Data entries:
◆ ◆ ◆ ◆ ◆

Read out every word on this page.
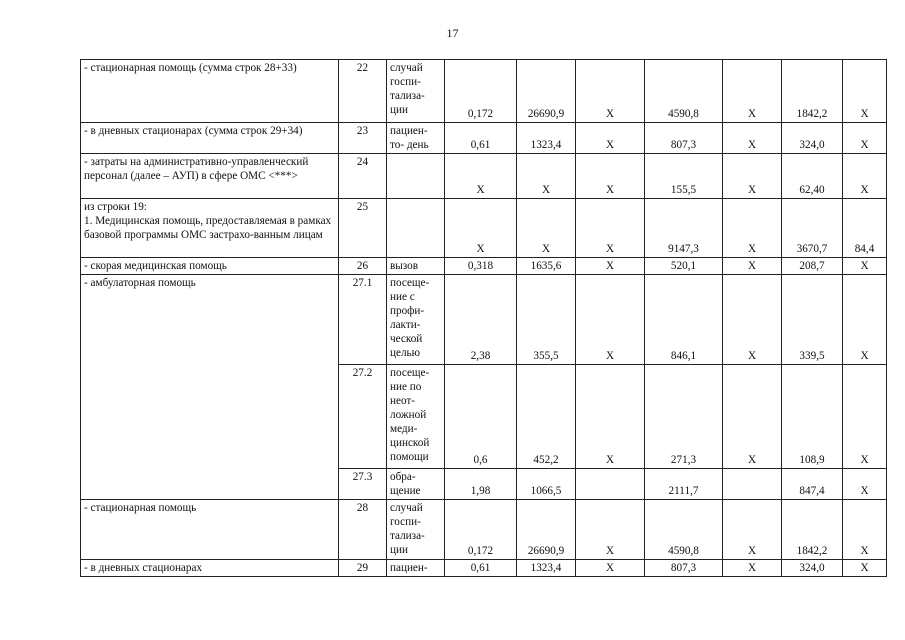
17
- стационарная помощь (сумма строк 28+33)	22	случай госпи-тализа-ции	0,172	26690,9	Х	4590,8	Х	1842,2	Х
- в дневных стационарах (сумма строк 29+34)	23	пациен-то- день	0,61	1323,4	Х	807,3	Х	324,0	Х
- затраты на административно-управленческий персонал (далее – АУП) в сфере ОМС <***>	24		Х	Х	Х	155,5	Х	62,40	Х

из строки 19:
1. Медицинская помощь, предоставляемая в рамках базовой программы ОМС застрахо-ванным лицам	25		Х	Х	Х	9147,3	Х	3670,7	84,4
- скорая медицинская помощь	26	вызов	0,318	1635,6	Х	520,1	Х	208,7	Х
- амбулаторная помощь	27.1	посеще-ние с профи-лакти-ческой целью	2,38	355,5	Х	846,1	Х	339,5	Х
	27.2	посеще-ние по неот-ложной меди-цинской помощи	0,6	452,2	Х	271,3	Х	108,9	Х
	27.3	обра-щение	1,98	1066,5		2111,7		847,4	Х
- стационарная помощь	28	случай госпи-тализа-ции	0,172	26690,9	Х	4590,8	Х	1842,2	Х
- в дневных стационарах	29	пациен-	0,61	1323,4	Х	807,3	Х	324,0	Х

◆ ◆ ◆ ◆ ◆

_Your task:_
Collect every line above that contains the word "госпи".

_Response for this exercise:_
- стационарная помощь (сумма строк 28+33)	22	случай госпи-тализа-ции	0,172	26690,9	Х	4590,8	Х	1842,2	Х
- стационарная помощь	28	случай госпи-тализа-ции	0,172	26690,9	Х	4590,8	Х	1842,2	Х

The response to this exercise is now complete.